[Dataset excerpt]
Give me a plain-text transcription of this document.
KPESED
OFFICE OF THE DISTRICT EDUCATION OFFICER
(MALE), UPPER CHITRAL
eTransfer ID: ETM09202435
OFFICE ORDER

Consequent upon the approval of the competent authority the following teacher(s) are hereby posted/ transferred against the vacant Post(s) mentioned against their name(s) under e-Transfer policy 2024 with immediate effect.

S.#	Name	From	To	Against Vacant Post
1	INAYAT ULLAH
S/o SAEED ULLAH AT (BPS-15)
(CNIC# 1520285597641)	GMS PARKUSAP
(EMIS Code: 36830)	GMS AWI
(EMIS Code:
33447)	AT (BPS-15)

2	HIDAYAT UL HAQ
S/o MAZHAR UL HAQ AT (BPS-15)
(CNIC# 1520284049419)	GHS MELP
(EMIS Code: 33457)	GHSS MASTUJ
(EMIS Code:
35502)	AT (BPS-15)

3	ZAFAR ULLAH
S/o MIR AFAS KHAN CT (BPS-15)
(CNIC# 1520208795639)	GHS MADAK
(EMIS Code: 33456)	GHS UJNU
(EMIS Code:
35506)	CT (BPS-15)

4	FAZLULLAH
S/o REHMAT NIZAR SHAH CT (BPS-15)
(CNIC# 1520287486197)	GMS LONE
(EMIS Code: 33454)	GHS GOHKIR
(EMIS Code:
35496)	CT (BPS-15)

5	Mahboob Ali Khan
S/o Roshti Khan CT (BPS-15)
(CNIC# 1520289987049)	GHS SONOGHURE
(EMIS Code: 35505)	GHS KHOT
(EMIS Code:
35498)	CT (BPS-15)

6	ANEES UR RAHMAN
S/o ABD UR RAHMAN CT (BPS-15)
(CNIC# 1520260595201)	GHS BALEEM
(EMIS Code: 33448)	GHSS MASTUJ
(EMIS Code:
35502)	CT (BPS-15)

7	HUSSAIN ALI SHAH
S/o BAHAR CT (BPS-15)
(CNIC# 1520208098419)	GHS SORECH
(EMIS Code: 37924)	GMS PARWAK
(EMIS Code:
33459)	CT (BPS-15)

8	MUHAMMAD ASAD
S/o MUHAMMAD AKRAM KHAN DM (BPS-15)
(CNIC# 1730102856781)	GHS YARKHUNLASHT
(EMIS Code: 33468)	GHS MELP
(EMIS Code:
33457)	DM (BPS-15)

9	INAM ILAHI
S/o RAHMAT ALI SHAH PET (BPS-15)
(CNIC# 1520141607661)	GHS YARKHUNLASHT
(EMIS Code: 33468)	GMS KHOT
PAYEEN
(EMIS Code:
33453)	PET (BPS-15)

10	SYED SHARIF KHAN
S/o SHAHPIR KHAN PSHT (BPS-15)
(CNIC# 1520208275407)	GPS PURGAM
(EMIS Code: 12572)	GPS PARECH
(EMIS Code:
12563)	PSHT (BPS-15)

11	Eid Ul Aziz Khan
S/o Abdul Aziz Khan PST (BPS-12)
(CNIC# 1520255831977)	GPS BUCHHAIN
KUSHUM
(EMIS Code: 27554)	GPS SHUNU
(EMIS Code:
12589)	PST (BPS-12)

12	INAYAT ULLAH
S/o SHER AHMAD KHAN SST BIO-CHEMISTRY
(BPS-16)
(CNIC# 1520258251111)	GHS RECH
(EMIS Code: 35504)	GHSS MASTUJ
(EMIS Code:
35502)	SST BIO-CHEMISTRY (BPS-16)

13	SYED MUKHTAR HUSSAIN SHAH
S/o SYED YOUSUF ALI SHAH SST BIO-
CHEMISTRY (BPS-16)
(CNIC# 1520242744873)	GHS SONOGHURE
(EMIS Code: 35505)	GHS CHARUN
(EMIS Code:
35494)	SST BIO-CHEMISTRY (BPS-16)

GIVEN TASK
Set down the listing above in full, please, exactly as it appears.

WRITTEN ANSWER
Give me a plain-text transcription of this document.
KPESED
OFFICE OF THE DISTRICT EDUCATION OFFICER
(MALE), UPPER CHITRAL
eTransfer ID: ETM09202435
OFFICE ORDER

Consequent upon the approval of the competent authority the following teacher(s) are hereby posted/ transferred against the vacant Post(s) mentioned against their name(s) under e-Transfer policy 2024 with immediate effect.

S.#	Name	From	To	Against Vacant Post
1	INAYAT ULLAH
S/o SAEED ULLAH AT (BPS-15)
(CNIC# 1520285597641)	GMS PARKUSAP
(EMIS Code: 36830)	GMS AWI
(EMIS Code:
33447)	AT (BPS-15)

2	HIDAYAT UL HAQ
S/o MAZHAR UL HAQ AT (BPS-15)
(CNIC# 1520284049419)	GHS MELP
(EMIS Code: 33457)	GHSS MASTUJ
(EMIS Code:
35502)	AT (BPS-15)

3	ZAFAR ULLAH
S/o MIR AFAS KHAN CT (BPS-15)
(CNIC# 1520208795639)	GHS MADAK
(EMIS Code: 33456)	GHS UJNU
(EMIS Code:
35506)	CT (BPS-15)

4	FAZLULLAH
S/o REHMAT NIZAR SHAH CT (BPS-15)
(CNIC# 1520287486197)	GMS LONE
(EMIS Code: 33454)	GHS GOHKIR
(EMIS Code:
35496)	CT (BPS-15)

5	Mahboob Ali Khan
S/o Roshti Khan CT (BPS-15)
(CNIC# 1520289987049)	GHS SONOGHURE
(EMIS Code: 35505)	GHS KHOT
(EMIS Code:
35498)	CT (BPS-15)

6	ANEES UR RAHMAN
S/o ABD UR RAHMAN CT (BPS-15)
(CNIC# 1520260595201)	GHS BALEEM
(EMIS Code: 33448)	GHSS MASTUJ
(EMIS Code:
35502)	CT (BPS-15)

7	HUSSAIN ALI SHAH
S/o BAHAR CT (BPS-15)
(CNIC# 1520208098419)	GHS SORECH
(EMIS Code: 37924)	GMS PARWAK
(EMIS Code:
33459)	CT (BPS-15)

8	MUHAMMAD ASAD
S/o MUHAMMAD AKRAM KHAN DM (BPS-15)
(CNIC# 1730102856781)	GHS YARKHUNLASHT
(EMIS Code: 33468)	GHS MELP
(EMIS Code:
33457)	DM (BPS-15)

9	INAM ILAHI
S/o RAHMAT ALI SHAH PET (BPS-15)
(CNIC# 1520141607661)	GHS YARKHUNLASHT
(EMIS Code: 33468)	GMS KHOT
PAYEEN
(EMIS Code:
33453)	PET (BPS-15)

10	SYED SHARIF KHAN
S/o SHAHPIR KHAN PSHT (BPS-15)
(CNIC# 1520208275407)	GPS PURGAM
(EMIS Code: 12572)	GPS PARECH
(EMIS Code:
12563)	PSHT (BPS-15)

11	Eid Ul Aziz Khan
S/o Abdul Aziz Khan PST (BPS-12)
(CNIC# 1520255831977)	GPS BUCHHAIN
KUSHUM
(EMIS Code: 27554)	GPS SHUNU
(EMIS Code:
12589)	PST (BPS-12)

12	INAYAT ULLAH
S/o SHER AHMAD KHAN SST BIO-CHEMISTRY
(BPS-16)
(CNIC# 1520258251111)	GHS RECH
(EMIS Code: 35504)	GHSS MASTUJ
(EMIS Code:
35502)	SST BIO-CHEMISTRY (BPS-16)

13	SYED MUKHTAR HUSSAIN SHAH
S/o SYED YOUSUF ALI SHAH SST BIO-
CHEMISTRY (BPS-16)
(CNIC# 1520242744873)	GHS SONOGHURE
(EMIS Code: 35505)	GHS CHARUN
(EMIS Code:
35494)	SST BIO-CHEMISTRY (BPS-16)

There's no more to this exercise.